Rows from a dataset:
- - - -

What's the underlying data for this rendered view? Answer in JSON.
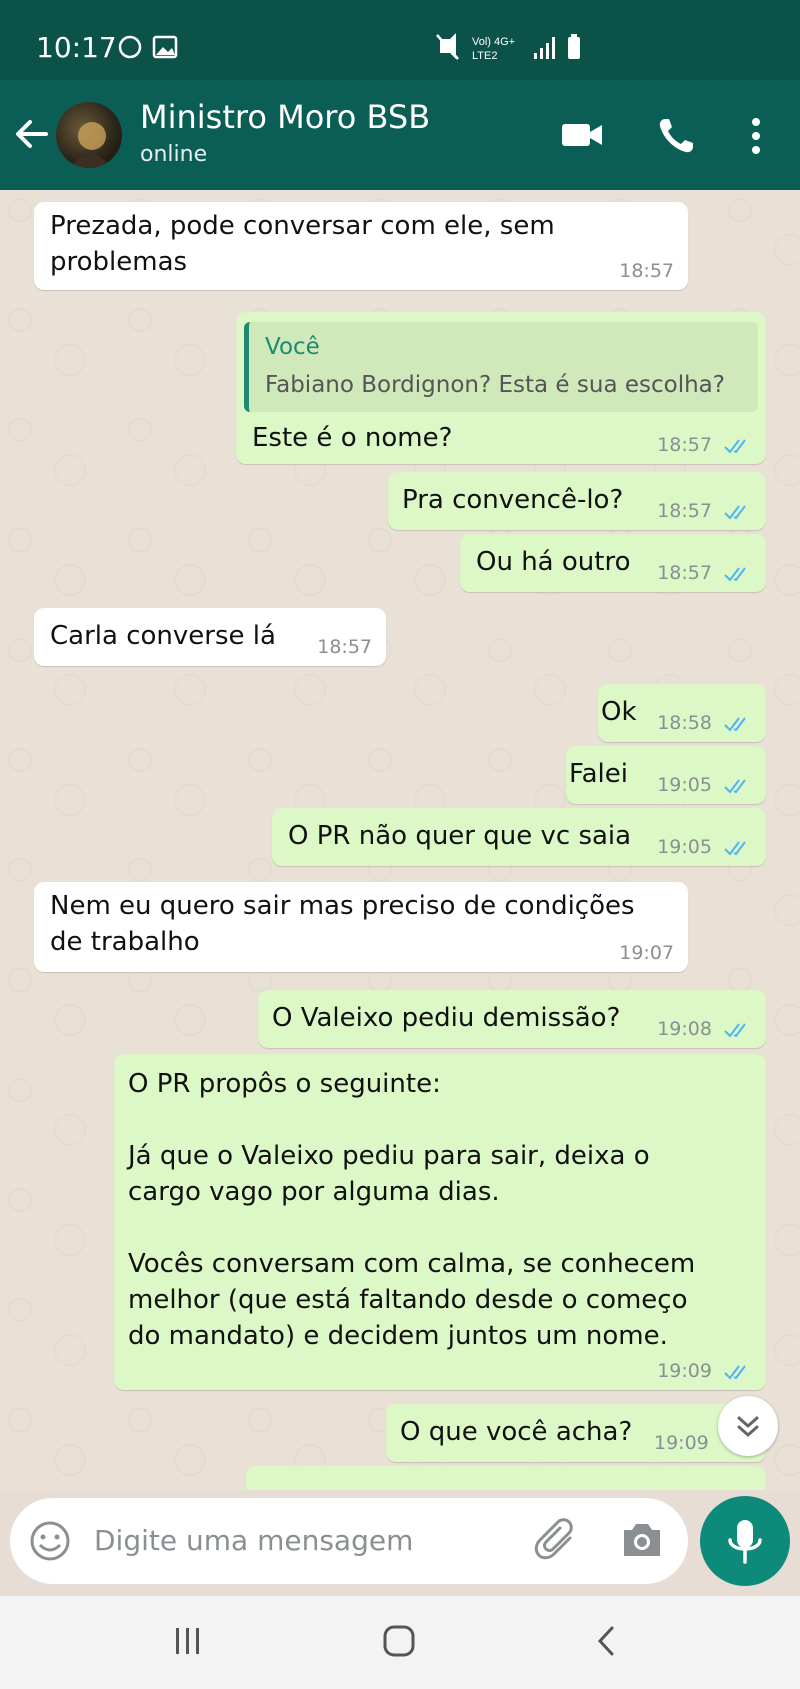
{
  "status": {
    "time": "10:17",
    "net1": "Vol) 4G+",
    "net2": "LTE2"
  },
  "header": {
    "contact": "Ministro Moro BSB",
    "presence": "online"
  },
  "quote": {
    "author": "Você",
    "text": "Fabiano Bordignon? Esta é sua escolha?"
  },
  "messages": {
    "m1": {
      "line1": "Prezada, pode conversar com ele, sem",
      "line2": "problemas",
      "time": "18:57"
    },
    "m2": {
      "text": "Este é o nome?",
      "time": "18:57"
    },
    "m3": {
      "text": "Pra convencê-lo?",
      "time": "18:57"
    },
    "m4": {
      "text": "Ou há outro",
      "time": "18:57"
    },
    "m5": {
      "text": "Carla converse lá",
      "time": "18:57"
    },
    "m6": {
      "text": "Ok",
      "time": "18:58"
    },
    "m7": {
      "text": "Falei",
      "time": "19:05"
    },
    "m8": {
      "text": "O PR não quer que vc saia",
      "time": "19:05"
    },
    "m9": {
      "line1": "Nem eu quero sair mas preciso de condições",
      "line2": "de trabalho",
      "time": "19:07"
    },
    "m10": {
      "text": "O Valeixo pediu demissão?",
      "time": "19:08"
    },
    "m11": {
      "l1": "O PR propôs o seguinte:",
      "l2": "Já que o Valeixo pediu para sair, deixa o",
      "l3": "cargo vago por alguma dias.",
      "l4": "Vocês conversam com calma, se conhecem",
      "l5": "melhor (que está faltando desde o começo",
      "l6": "do mandato) e decidem juntos um nome.",
      "time": "19:09"
    },
    "m12": {
      "text": "O que você acha?",
      "time": "19:09"
    }
  },
  "input": {
    "placeholder": "Digite uma mensagem"
  },
  "colors": {
    "header": "#0b5e55",
    "status": "#0b5249",
    "outgoing": "#dcf8c6",
    "incoming": "#ffffff",
    "ticks": "#4fb3f6",
    "fab": "#0e8a7a"
  },
  "icons": [
    "back-arrow-icon",
    "video-call-icon",
    "phone-icon",
    "more-vert-icon",
    "emoji-icon",
    "attach-icon",
    "camera-icon",
    "mic-icon",
    "double-check-icon",
    "chevron-double-down-icon"
  ]
}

- - - -

WHAT YOU WILL DO. Pull out every line containing "nome".

SOLUTION FOR THIS TASK.
      "text": "Este é o nome?",
      "l6": "do mandato) e decidem juntos um nome.",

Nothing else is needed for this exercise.